─── RECORD EXTRACTS

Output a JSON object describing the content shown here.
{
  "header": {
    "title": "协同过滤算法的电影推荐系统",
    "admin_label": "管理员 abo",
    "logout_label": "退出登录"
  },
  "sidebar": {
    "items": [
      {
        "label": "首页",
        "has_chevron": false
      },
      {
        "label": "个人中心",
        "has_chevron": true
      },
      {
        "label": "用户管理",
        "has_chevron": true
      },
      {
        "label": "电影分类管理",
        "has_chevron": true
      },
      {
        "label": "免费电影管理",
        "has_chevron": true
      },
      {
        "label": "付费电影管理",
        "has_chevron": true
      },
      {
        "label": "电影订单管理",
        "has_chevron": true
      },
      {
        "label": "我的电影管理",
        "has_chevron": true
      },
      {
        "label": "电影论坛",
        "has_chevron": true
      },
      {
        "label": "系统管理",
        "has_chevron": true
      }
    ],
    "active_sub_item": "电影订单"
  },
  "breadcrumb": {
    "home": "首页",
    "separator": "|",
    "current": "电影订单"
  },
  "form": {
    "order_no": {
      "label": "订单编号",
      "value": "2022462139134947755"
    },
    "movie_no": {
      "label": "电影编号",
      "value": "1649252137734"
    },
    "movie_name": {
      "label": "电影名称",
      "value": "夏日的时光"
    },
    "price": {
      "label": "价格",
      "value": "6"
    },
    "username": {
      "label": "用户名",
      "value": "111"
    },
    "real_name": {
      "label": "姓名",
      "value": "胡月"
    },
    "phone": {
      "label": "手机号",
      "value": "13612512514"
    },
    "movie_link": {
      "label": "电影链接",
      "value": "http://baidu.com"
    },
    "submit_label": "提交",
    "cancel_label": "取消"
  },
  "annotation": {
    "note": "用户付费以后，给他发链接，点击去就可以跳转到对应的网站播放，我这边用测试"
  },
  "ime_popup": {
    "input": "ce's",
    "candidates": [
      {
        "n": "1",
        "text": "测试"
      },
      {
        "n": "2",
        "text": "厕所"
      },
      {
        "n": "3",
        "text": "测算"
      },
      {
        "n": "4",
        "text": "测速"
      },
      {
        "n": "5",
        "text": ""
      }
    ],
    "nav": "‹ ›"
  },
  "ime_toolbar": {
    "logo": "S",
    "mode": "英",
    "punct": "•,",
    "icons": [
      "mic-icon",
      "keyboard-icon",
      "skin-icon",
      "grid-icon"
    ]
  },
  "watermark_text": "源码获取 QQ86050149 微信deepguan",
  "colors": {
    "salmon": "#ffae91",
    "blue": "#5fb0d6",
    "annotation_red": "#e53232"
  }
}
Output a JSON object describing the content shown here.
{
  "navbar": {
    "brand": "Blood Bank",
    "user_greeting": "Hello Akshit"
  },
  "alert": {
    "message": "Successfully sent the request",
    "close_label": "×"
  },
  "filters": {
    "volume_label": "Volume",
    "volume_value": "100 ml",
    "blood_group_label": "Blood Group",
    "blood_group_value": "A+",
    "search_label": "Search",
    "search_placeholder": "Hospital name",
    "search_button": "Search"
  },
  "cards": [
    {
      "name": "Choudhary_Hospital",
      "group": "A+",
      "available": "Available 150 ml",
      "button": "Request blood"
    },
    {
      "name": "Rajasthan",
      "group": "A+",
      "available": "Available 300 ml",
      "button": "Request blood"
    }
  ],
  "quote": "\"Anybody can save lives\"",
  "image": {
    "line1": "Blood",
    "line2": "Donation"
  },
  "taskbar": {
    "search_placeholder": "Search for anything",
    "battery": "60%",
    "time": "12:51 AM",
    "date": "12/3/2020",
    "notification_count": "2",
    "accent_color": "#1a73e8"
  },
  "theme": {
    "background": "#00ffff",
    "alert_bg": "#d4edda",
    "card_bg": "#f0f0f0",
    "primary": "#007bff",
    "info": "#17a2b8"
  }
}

──────

Read through the lines above and collect those that contain the string "available".

      "available": "Available 150 ml",
      "available": "Available 300 ml",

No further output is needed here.